---------- RAW DATA

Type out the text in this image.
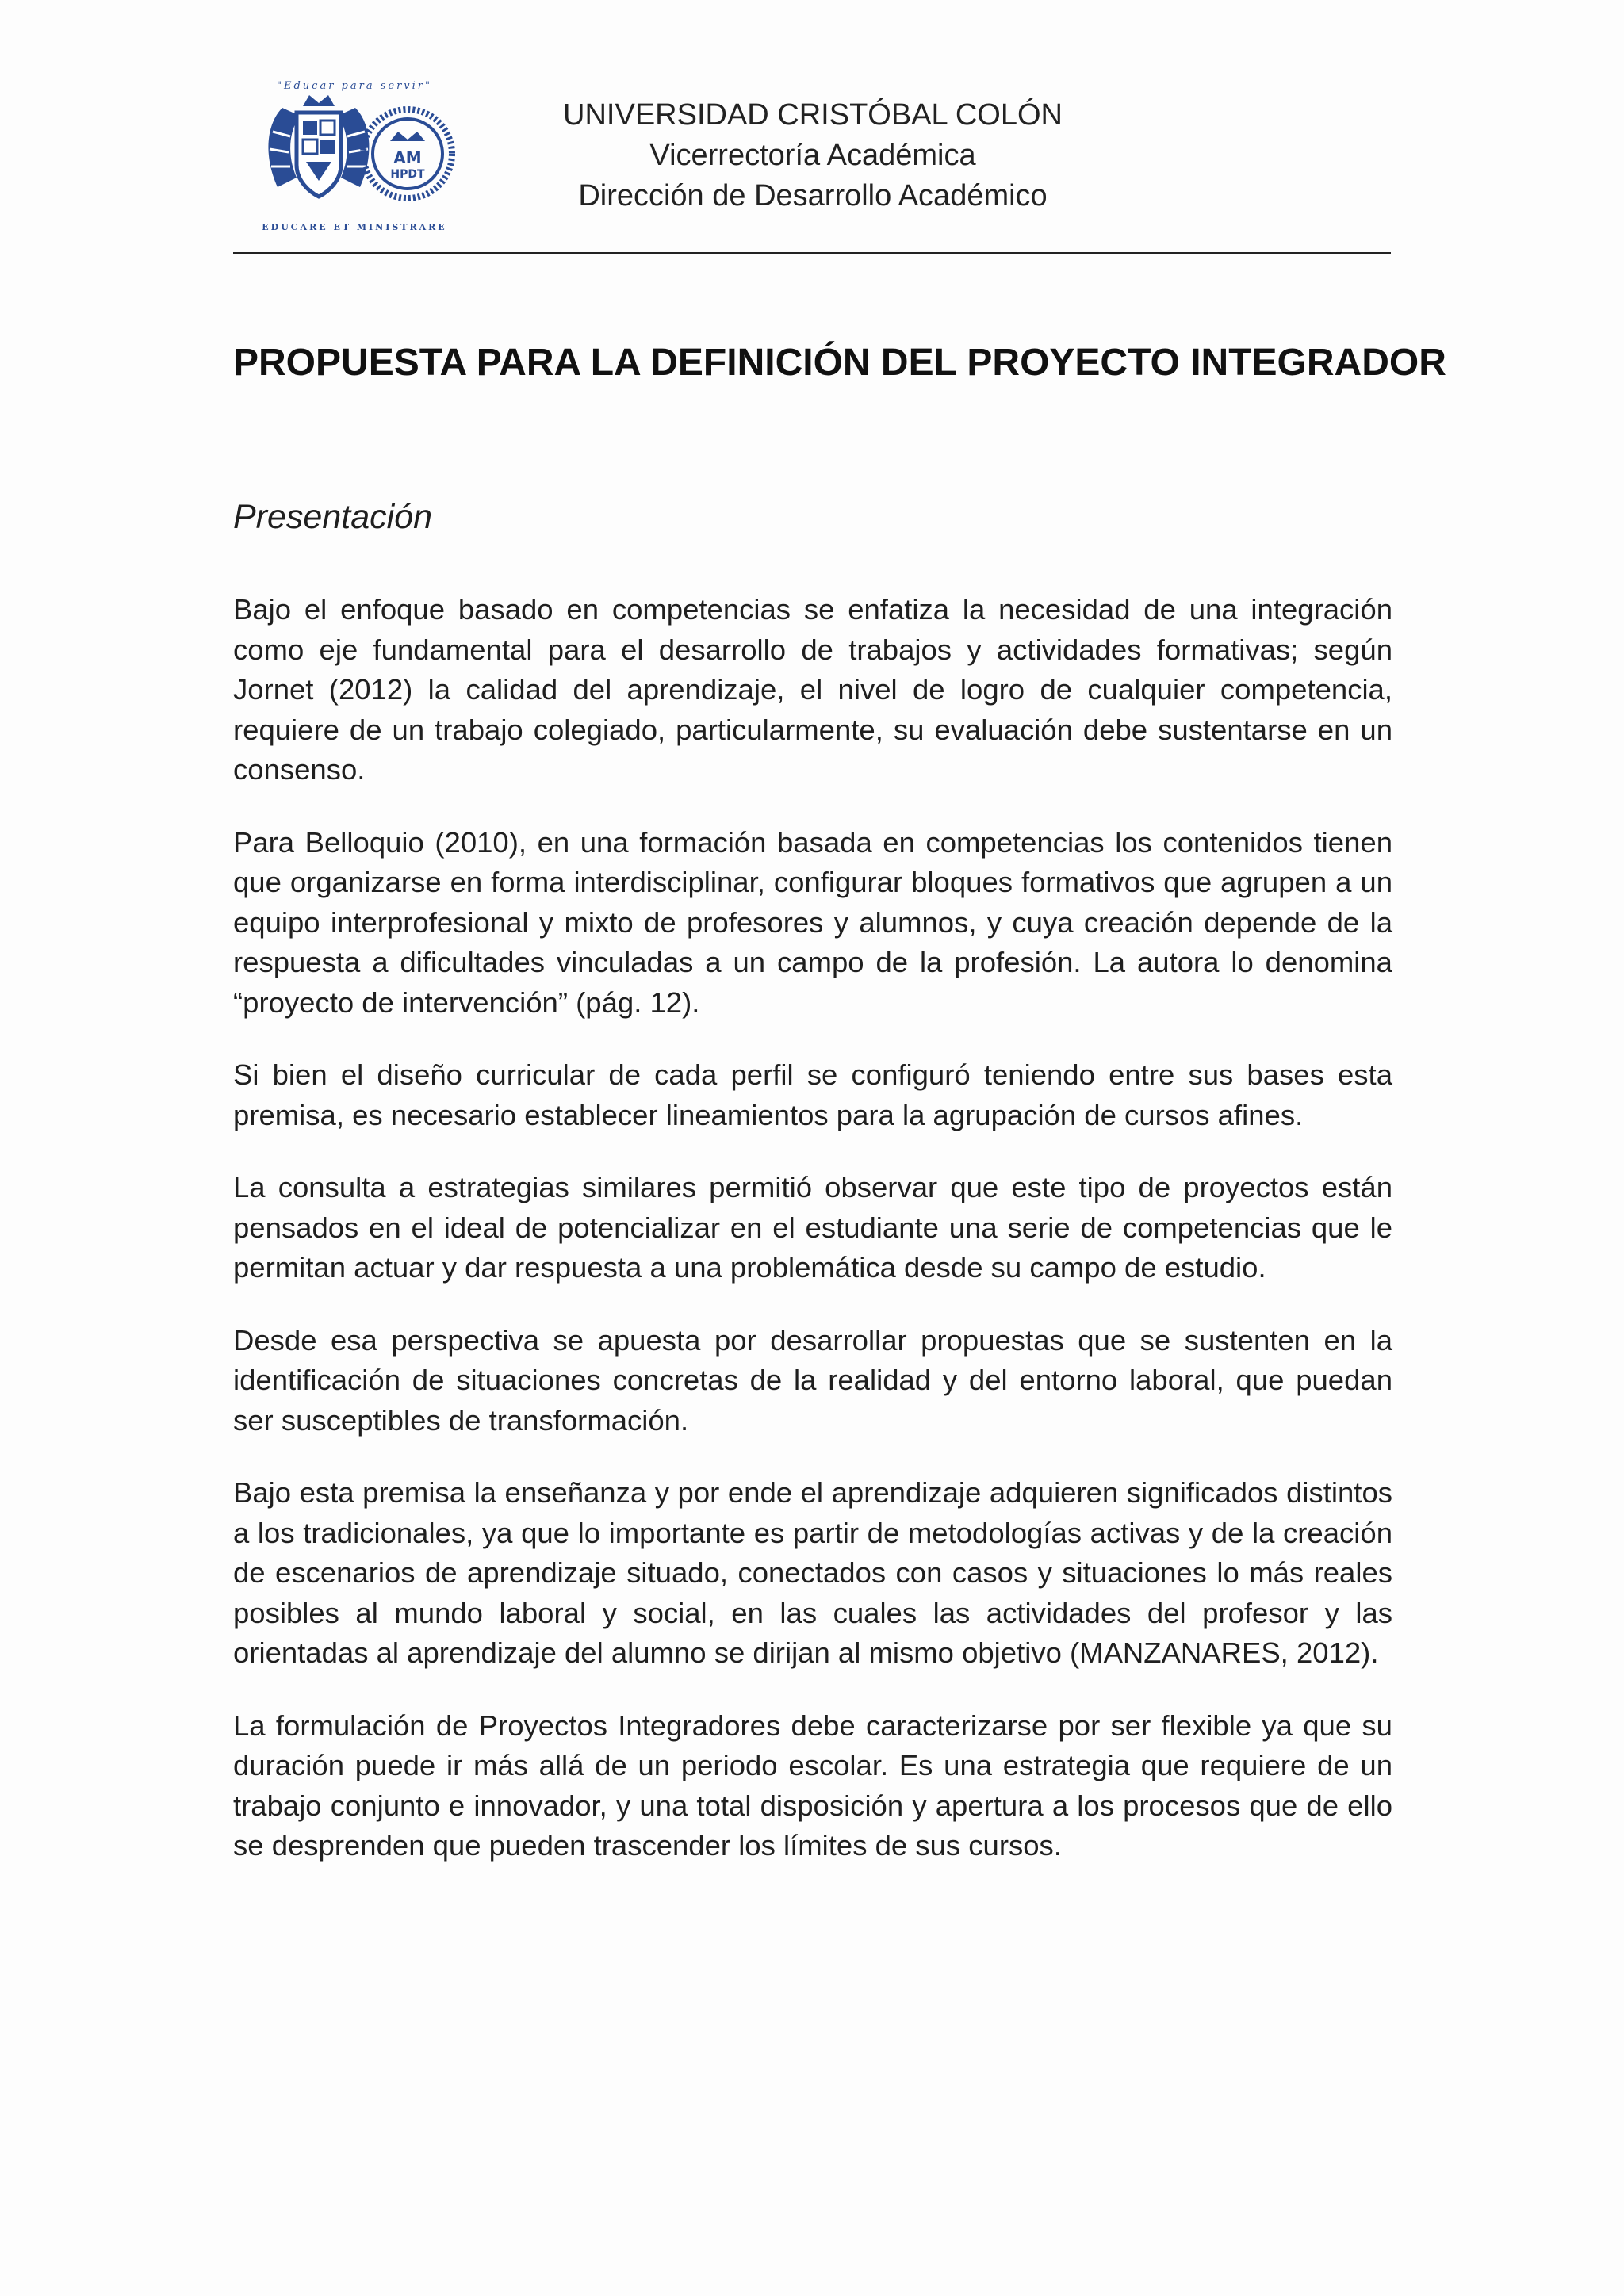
"Educar para servir"
AM
HPDT
EDUCARE ET MINISTRARE
UNIVERSIDAD CRISTÓBAL COLÓN
Vicerrectoría Académica
Dirección de Desarrollo Académico
PROPUESTA PARA LA DEFINICIÓN DEL PROYECTO INTEGRADOR
Presentación

Bajo el enfoque basado en competencias se enfatiza la necesidad de una integración como eje fundamental para el desarrollo de trabajos y actividades formativas; según Jornet (2012) la calidad del aprendizaje, el nivel de logro de cualquier competencia, requiere de un trabajo colegiado, particularmente, su evaluación debe sustentarse en un consenso.

Para Belloquio (2010), en una formación basada en competencias los contenidos tienen que organizarse en forma interdisciplinar, configurar bloques formativos que agrupen a un equipo interprofesional y mixto de profesores y alumnos, y cuya creación depende de la respuesta a dificultades vinculadas a un campo de la profesión. La autora lo denomina “proyecto de intervención” (pág. 12).

Si bien el diseño curricular de cada perfil se configuró teniendo entre sus bases esta premisa, es necesario establecer lineamientos para la agrupación de cursos afines.

La consulta a estrategias similares permitió observar que este tipo de proyectos están pensados en el ideal de potencializar en el estudiante una serie de competencias que le permitan actuar y dar respuesta a una problemática desde su campo de estudio.

Desde esa perspectiva se apuesta por desarrollar propuestas que se sustenten en la identificación de situaciones concretas de la realidad y del entorno laboral, que puedan ser susceptibles de transformación.

Bajo esta premisa la enseñanza y por ende el aprendizaje adquieren significados distintos a los tradicionales, ya que lo importante es partir de metodologías activas y de la creación de escenarios de aprendizaje situado, conectados con casos y situaciones lo más reales posibles al mundo laboral y social, en las cuales las actividades del profesor y las orientadas al aprendizaje del alumno se dirijan al mismo objetivo (MANZANARES, 2012).

La formulación de Proyectos Integradores debe caracterizarse por ser flexible ya que su duración puede ir más allá de un periodo escolar. Es una estrategia que requiere de un trabajo conjunto e innovador, y una total disposición y apertura a los procesos que de ello se desprenden que pueden trascender los límites de sus cursos.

--------------------

PROMPT:
Copy every line above word for word and exclude the pictures.

RESULT OF THIS TASK:
Type out the text in this image.
"Educar para servir"
AM
HPDT
EDUCARE ET MINISTRARE
UNIVERSIDAD CRISTÓBAL COLÓN
Vicerrectoría Académica
Dirección de Desarrollo Académico
PROPUESTA PARA LA DEFINICIÓN DEL PROYECTO INTEGRADOR
Presentación

Bajo el enfoque basado en competencias se enfatiza la necesidad de una integración como eje fundamental para el desarrollo de trabajos y actividades formativas; según Jornet (2012) la calidad del aprendizaje, el nivel de logro de cualquier competencia, requiere de un trabajo colegiado, particularmente, su evaluación debe sustentarse en un consenso.

Para Belloquio (2010), en una formación basada en competencias los contenidos tienen que organizarse en forma interdisciplinar, configurar bloques formativos que agrupen a un equipo interprofesional y mixto de profesores y alumnos, y cuya creación depende de la respuesta a dificultades vinculadas a un campo de la profesión. La autora lo denomina “proyecto de intervención” (pág. 12).

Si bien el diseño curricular de cada perfil se configuró teniendo entre sus bases esta premisa, es necesario establecer lineamientos para la agrupación de cursos afines.

La consulta a estrategias similares permitió observar que este tipo de proyectos están pensados en el ideal de potencializar en el estudiante una serie de competencias que le permitan actuar y dar respuesta a una problemática desde su campo de estudio.

Desde esa perspectiva se apuesta por desarrollar propuestas que se sustenten en la identificación de situaciones concretas de la realidad y del entorno laboral, que puedan ser susceptibles de transformación.

Bajo esta premisa la enseñanza y por ende el aprendizaje adquieren significados distintos a los tradicionales, ya que lo importante es partir de metodologías activas y de la creación de escenarios de aprendizaje situado, conectados con casos y situaciones lo más reales posibles al mundo laboral y social, en las cuales las actividades del profesor y las orientadas al aprendizaje del alumno se dirijan al mismo objetivo (MANZANARES, 2012).

La formulación de Proyectos Integradores debe caracterizarse por ser flexible ya que su duración puede ir más allá de un periodo escolar. Es una estrategia que requiere de un trabajo conjunto e innovador, y una total disposición y apertura a los procesos que de ello se desprenden que pueden trascender los límites de sus cursos.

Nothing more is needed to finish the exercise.